Short task: Select the lines of the records containing the word "录取控制分数线按照生源所在省" and list them.

Data to use:
-- Begin --

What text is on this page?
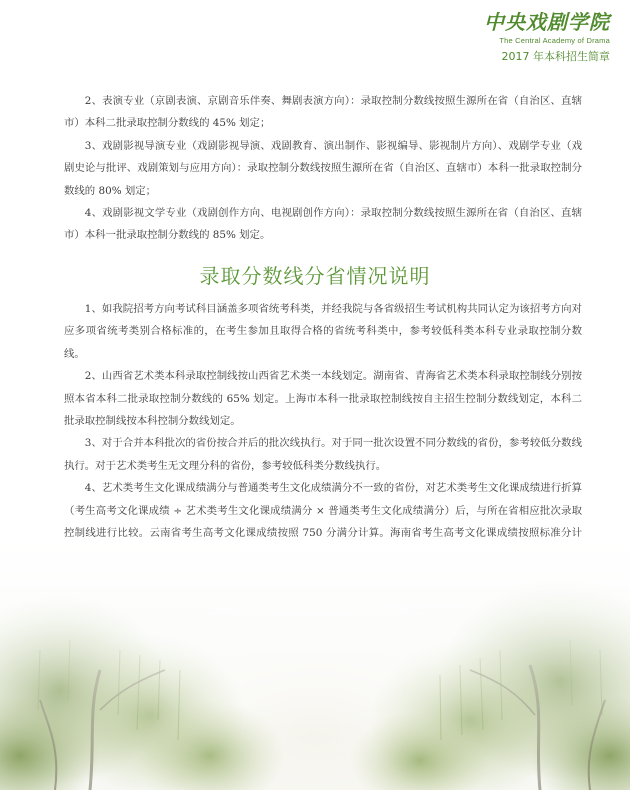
中央戏剧学院
The Central Academy of Drama
2017 年本科招生简章

2、表演专业（京剧表演、京剧音乐伴奏、舞剧表演方向）：录取控制分数线按照生源所在省（自治区、直辖市）本科二批录取控制分数线的 45% 划定；

3、戏剧影视导演专业（戏剧影视导演、戏剧教育、演出制作、影视编导、影视制片方向）、戏剧学专业（戏剧史论与批评、戏剧策划与应用方向）：录取控制分数线按照生源所在省（自治区、直辖市）本科一批录取控制分数线的 80% 划定；

4、戏剧影视文学专业（戏剧创作方向、电视剧创作方向）：录取控制分数线按照生源所在省（自治区、直辖市）本科一批录取控制分数线的 85% 划定。

录取分数线分省情况说明

1、如我院招考方向考试科目涵盖多项省统考科类，并经我院与各省级招生考试机构共同认定为该招考方向对应多项省统考类别合格标准的，在考生参加且取得合格的省统考科类中，参考较低科类本科专业录取控制分数线。

2、山西省艺术类本科录取控制线按山西省艺术类一本线划定。湖南省、青海省艺术类本科录取控制线分别按照本省本科二批录取控制分数线的 65% 划定。上海市本科一批录取控制线按自主招生控制分数线划定，本科二批录取控制线按本科控制分数线划定。

3、对于合并本科批次的省份按合并后的批次线执行。对于同一批次设置不同分数线的省份，参考较低分数线执行。对于艺术类考生无文理分科的省份，参考较低科类分数线执行。

4、艺术类考生文化课成绩满分与普通类考生文化成绩满分不一致的省份，对艺术类考生文化课成绩进行折算（考生高考文化课成绩 ÷ 艺术类考生文化课成绩满分 × 普通类考生文化成绩满分）后，与所在省相应批次录取控制线进行比较。云南省考生高考文化课成绩按照 750 分满分计算。海南省考生高考文化课成绩按照标准分计
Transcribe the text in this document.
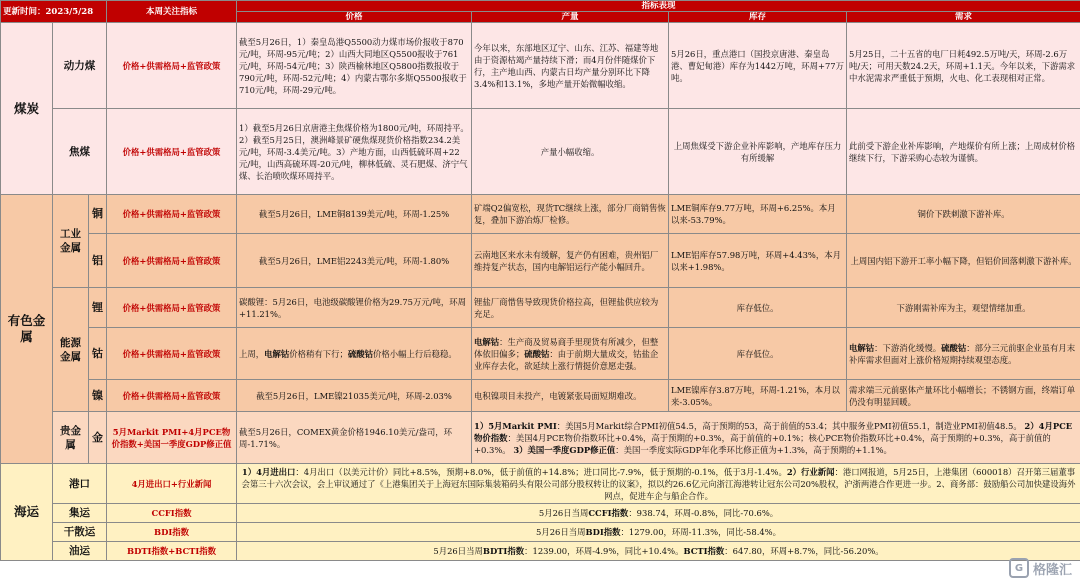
更新时间：2023/5/28			本周关注指标	指标表现			
				价格	产量	库存	需求
煤炭	动力煤		价格+供需格局+监管政策	截至5月26日，1）秦皇岛港Q5500动力煤市场价报收于870元/吨，环周-95元/吨；2）山西大同地区Q5500报收于761元/吨，环周-54元/吨；3）陕西榆林地区Q5800指数报收于790元/吨，环周-52元/吨；4）内蒙古鄂尔多斯Q5500报收于710元/吨，环周-29元/吨。	今年以来，东部地区辽宁、山东、江苏、福建等地由于资源枯竭产量持续下滑；而4月份伴随煤价下行，主产地山西、内蒙古日均产量分别环比下降3.4%和13.1%，多地产量开始微幅收缩。	5月26日，重点港口（国投京唐港、秦皇岛港、曹妃甸港）库存为1442万吨，环周+77万吨。	5月25日，二十五省的电厂日耗492.5万吨/天，环周-2.6万吨/天；可用天数24.2天，环周+1.1天。今年以来，下游需求中水泥需求严重低于预期，火电、化工表现相对正常。
	焦煤		价格+供需格局+监管政策	1）截至5月26日京唐港主焦煤价格为1800元/吨，环周持平。2）截至5月25日，澳洲峰景矿硬焦煤现货价格指数234.2美元/吨，环周-3.4美元/吨。3）产地方面，山西低硫环周+22元/吨，山西高硫环周-20元/吨，柳林低硫、灵石肥煤、济宁气煤、长治喷吹煤环周持平。	产量小幅收缩。	上周焦煤受下游企业补库影响，产地库存压力有所缓解	此前受下游企业补库影响，产地煤价有所上涨；上周成材价格继续下行，下游采购心态较为谨慎。
有色金属	工业金属	铜	价格+供需格局+监管政策	截至5月26日，LME铜8139美元/吨，环周-1.25%	矿端Q2偏宽松，现货TC继续上涨，部分厂商销售恢复，叠加下游冶炼厂检修。	LME铜库存9.77万吨，环周+6.25%。本月以来-53.79%。	铜价下跌刺激下游补库。
		铝	价格+供需格局+监管政策	截至5月26日，LME铝2243美元/吨，环周-1.80%	云南地区来水未有缓解，复产仍有困难，贵州铝厂维持复产状态，国内电解铝运行产能小幅回升。	LME铝库存57.98万吨，环周+4.43%，本月以来+1.98%。	上周国内铝下游开工率小幅下降，但铝价回落刺激下游补库。
	能源金属	锂	价格+供需格局+监管政策	碳酸锂：5月26日，电池级碳酸锂价格为29.75万元/吨，环周+11.21%。	锂盐厂商惜售导致现货价格拉高，但锂盐供应较为充足。	库存低位。	下游刚需补库为主，观望情绪加重。
		钴	价格+供需格局+监管政策	上周，电解钴价格稍有下行；硫酸钴价格小幅上行后稳稳。	电解钴：生产商及贸易商手里现货有所减少，但整体依旧偏多；硫酸钴：由于前期大量成交，钴盐企业库存去化，欲延续上涨行情挺价意愿走强。	库存低位。	电解钴：下游消化缓慢。硫酸钴：部分三元前驱企业虽有月末补库需求但面对上涨价格短期持续观望态度。
		镍	价格+供需格局+监管政策	截至5月26日，LME镍21035美元/吨，环周-2.03%	电积镍项目未投产，电镀紧张局面短期难改。	LME镍库存3.87万吨，环周-1.21%，本月以来-3.05%。	需求端三元前驱体产量环比小幅增长；不锈钢方面，终端订单仍没有明显回暖。
	贵金属	金	5月Markit PMI+4月PCE物价指数+美国一季度GDP修正值	截至5月26日，COMEX黄金价格1946.10美元/盎司，环周-1.71%。	1）5月Markit PMI：美国5月Markit综合PMI初值54.5，高于预期的53，高于前值的53.4；其中服务业PMI初值55.1，制造业PMI初值48.5。 2）4月PCE物价指数：美国4月PCE物价指数环比+0.4%，高于预期的+0.3%，高于前值的+0.1%；核心PCE物价指数环比+0.4%，高于预期的+0.3%，高于前值的+0.3%。 3）美国一季度GDP修正值：美国一季度实际GDP年化季环比修正值为+1.3%，高于预期的+1.1%。		
海运	港口		4月进出口+行业新闻	1）4月进出口：4月出口（以美元计价）同比+8.5%，预期+8.0%，低于前值的+14.8%；进口同比-7.9%，低于预期的-0.1%，低于3月-1.4%。2）行业新闻：港口网报道，5月25日，上港集团（600018）召开第三届董事会第三十六次会议，会上审议通过了《上港集团关于上海冠东国际集装箱码头有限公司部分股权转让的议案》，拟以约26.6亿元向浙江海港转让冠东公司20%股权，沪浙两港合作更进一步。2、商务部：鼓励船公司加快建设海外网点，促进车企与船企合作。			
	集运		CCFI指数	5月26日当周CCFI指数：938.74，环周-0.8%，同比-70.6%。			
	干散运		BDI指数	5月26日当周BDI指数：1279.00，环周-11.3%，同比-58.4%。			
	油运		BDTI指数+BCTI指数	5月26日当周BDTI指数：1239.00，环周-4.9%，同比+10.4%。BCTI指数：647.80，环周+8.7%，同比-56.20%。			
G 格隆汇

-- End --

Answer below:
2、表演专业（京剧表演、京剧音乐伴奏、舞剧表演方向）：录取控制分数线按照生源所在省（自治区、直辖市）本科二批录取控制分数线的 45% 划定；
3、戏剧影视导演专业（戏剧影视导演、戏剧教育、演出制作、影视编导、影视制片方向）、戏剧学专业（戏剧史论与批评、戏剧策划与应用方向）：录取控制分数线按照生源所在省（自治区、直辖市）本科一批录取控制分数线的 80% 划定；
4、戏剧影视文学专业（戏剧创作方向、电视剧创作方向）：录取控制分数线按照生源所在省（自治区、直辖市）本科一批录取控制分数线的 85% 划定。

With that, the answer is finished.